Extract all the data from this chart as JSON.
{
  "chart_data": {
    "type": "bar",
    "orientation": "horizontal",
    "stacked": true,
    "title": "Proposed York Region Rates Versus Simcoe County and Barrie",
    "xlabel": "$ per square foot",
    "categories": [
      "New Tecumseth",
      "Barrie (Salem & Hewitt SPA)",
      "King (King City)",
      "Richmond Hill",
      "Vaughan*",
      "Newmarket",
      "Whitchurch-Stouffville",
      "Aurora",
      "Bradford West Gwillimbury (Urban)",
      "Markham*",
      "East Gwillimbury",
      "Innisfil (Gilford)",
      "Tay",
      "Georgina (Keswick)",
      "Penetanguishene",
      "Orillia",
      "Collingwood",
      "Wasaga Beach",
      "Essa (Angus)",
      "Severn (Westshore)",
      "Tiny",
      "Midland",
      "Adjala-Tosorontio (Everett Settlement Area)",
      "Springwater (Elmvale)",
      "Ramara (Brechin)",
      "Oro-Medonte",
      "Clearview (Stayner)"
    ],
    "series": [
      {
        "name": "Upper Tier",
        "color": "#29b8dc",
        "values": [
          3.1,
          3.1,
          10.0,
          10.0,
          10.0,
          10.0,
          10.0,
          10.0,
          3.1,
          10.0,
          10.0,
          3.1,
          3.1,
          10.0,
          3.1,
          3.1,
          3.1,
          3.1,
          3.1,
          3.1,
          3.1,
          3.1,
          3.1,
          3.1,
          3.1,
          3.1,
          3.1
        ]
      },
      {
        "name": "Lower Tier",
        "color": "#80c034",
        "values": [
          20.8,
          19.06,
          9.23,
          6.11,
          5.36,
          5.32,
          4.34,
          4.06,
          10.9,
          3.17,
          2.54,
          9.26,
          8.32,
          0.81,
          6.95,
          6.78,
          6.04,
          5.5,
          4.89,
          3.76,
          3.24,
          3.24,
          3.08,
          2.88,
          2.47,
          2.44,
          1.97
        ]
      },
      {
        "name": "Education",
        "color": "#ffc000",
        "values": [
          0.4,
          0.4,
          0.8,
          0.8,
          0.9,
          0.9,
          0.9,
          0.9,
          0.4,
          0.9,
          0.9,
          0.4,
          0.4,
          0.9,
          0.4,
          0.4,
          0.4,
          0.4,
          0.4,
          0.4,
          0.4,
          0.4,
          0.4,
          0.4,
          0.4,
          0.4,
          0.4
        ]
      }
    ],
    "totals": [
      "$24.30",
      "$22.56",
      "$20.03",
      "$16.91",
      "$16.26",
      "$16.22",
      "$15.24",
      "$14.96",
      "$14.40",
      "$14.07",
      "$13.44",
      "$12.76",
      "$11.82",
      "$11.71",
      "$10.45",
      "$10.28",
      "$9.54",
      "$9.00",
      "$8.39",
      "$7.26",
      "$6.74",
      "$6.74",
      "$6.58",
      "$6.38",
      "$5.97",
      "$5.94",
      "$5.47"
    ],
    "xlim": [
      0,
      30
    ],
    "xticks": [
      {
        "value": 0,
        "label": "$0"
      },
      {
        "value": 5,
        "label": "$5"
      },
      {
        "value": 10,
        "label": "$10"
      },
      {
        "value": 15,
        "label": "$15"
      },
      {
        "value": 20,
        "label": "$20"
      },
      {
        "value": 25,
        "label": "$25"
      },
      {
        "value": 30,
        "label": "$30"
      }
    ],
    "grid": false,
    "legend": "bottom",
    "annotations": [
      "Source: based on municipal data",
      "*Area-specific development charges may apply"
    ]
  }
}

What you need to do: Restate each record word for word.

Written reply:
Extract all the data from this chart as JSON.
{
  "chart_data": {
    "type": "bar",
    "orientation": "horizontal",
    "stacked": true,
    "title": "Proposed York Region Rates Versus Simcoe County and Barrie",
    "xlabel": "$ per square foot",
    "categories": [
      "New Tecumseth",
      "Barrie (Salem & Hewitt SPA)",
      "King (King City)",
      "Richmond Hill",
      "Vaughan*",
      "Newmarket",
      "Whitchurch-Stouffville",
      "Aurora",
      "Bradford West Gwillimbury (Urban)",
      "Markham*",
      "East Gwillimbury",
      "Innisfil (Gilford)",
      "Tay",
      "Georgina (Keswick)",
      "Penetanguishene",
      "Orillia",
      "Collingwood",
      "Wasaga Beach",
      "Essa (Angus)",
      "Severn (Westshore)",
      "Tiny",
      "Midland",
      "Adjala-Tosorontio (Everett Settlement Area)",
      "Springwater (Elmvale)",
      "Ramara (Brechin)",
      "Oro-Medonte",
      "Clearview (Stayner)"
    ],
    "series": [
      {
        "name": "Upper Tier",
        "color": "#29b8dc",
        "values": [
          3.1,
          3.1,
          10.0,
          10.0,
          10.0,
          10.0,
          10.0,
          10.0,
          3.1,
          10.0,
          10.0,
          3.1,
          3.1,
          10.0,
          3.1,
          3.1,
          3.1,
          3.1,
          3.1,
          3.1,
          3.1,
          3.1,
          3.1,
          3.1,
          3.1,
          3.1,
          3.1
        ]
      },
      {
        "name": "Lower Tier",
        "color": "#80c034",
        "values": [
          20.8,
          19.06,
          9.23,
          6.11,
          5.36,
          5.32,
          4.34,
          4.06,
          10.9,
          3.17,
          2.54,
          9.26,
          8.32,
          0.81,
          6.95,
          6.78,
          6.04,
          5.5,
          4.89,
          3.76,
          3.24,
          3.24,
          3.08,
          2.88,
          2.47,
          2.44,
          1.97
        ]
      },
      {
        "name": "Education",
        "color": "#ffc000",
        "values": [
          0.4,
          0.4,
          0.8,
          0.8,
          0.9,
          0.9,
          0.9,
          0.9,
          0.4,
          0.9,
          0.9,
          0.4,
          0.4,
          0.9,
          0.4,
          0.4,
          0.4,
          0.4,
          0.4,
          0.4,
          0.4,
          0.4,
          0.4,
          0.4,
          0.4,
          0.4,
          0.4
        ]
      }
    ],
    "totals": [
      "$24.30",
      "$22.56",
      "$20.03",
      "$16.91",
      "$16.26",
      "$16.22",
      "$15.24",
      "$14.96",
      "$14.40",
      "$14.07",
      "$13.44",
      "$12.76",
      "$11.82",
      "$11.71",
      "$10.45",
      "$10.28",
      "$9.54",
      "$9.00",
      "$8.39",
      "$7.26",
      "$6.74",
      "$6.74",
      "$6.58",
      "$6.38",
      "$5.97",
      "$5.94",
      "$5.47"
    ],
    "xlim": [
      0,
      30
    ],
    "xticks": [
      {
        "value": 0,
        "label": "$0"
      },
      {
        "value": 5,
        "label": "$5"
      },
      {
        "value": 10,
        "label": "$10"
      },
      {
        "value": 15,
        "label": "$15"
      },
      {
        "value": 20,
        "label": "$20"
      },
      {
        "value": 25,
        "label": "$25"
      },
      {
        "value": 30,
        "label": "$30"
      }
    ],
    "grid": false,
    "legend": "bottom",
    "annotations": [
      "Source: based on municipal data",
      "*Area-specific development charges may apply"
    ]
  }
}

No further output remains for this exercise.